» What you will do
Take every line that has the string "Trade" and copy it out.

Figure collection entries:
☆ ☆ ☆

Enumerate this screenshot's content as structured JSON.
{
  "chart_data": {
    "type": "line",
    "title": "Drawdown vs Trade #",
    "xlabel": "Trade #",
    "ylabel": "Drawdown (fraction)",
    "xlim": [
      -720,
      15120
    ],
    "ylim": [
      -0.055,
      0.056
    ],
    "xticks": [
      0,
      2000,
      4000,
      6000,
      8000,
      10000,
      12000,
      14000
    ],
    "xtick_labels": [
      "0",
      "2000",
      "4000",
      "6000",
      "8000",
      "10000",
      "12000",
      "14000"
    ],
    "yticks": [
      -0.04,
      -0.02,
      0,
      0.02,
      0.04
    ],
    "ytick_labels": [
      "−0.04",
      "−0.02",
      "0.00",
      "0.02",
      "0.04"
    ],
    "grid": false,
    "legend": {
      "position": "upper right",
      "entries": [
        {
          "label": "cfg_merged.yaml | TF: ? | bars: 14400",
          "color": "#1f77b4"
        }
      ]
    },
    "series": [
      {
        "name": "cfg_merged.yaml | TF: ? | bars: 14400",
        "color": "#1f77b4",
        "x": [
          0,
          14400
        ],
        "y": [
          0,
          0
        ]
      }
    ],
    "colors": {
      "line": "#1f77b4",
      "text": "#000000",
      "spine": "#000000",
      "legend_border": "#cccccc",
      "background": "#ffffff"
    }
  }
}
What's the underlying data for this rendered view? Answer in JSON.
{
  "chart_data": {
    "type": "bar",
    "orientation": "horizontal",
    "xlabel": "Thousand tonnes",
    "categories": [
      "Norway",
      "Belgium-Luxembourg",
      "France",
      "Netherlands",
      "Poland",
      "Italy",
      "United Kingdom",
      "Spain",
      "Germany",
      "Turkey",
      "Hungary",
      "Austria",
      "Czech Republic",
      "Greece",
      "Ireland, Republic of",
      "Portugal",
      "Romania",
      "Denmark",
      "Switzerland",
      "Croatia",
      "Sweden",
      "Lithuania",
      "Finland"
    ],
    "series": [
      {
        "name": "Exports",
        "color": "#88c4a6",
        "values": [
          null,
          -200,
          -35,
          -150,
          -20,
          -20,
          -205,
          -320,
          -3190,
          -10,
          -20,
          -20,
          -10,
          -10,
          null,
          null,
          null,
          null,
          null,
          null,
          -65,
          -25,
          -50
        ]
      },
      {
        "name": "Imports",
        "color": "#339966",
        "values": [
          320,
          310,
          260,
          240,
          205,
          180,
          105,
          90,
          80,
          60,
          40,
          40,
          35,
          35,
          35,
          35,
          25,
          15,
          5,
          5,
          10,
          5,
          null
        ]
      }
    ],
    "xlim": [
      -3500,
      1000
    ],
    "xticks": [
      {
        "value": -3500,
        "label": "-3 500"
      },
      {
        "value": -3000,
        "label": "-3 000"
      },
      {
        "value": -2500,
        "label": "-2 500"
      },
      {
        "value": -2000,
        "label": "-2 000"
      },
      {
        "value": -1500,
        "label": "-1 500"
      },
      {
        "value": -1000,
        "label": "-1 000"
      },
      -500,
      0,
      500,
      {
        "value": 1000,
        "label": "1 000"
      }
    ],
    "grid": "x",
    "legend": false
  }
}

☆ ☆ ☆

» Exercise solution
    "title": "Drawdown vs Trade #",
    "xlabel": "Trade #",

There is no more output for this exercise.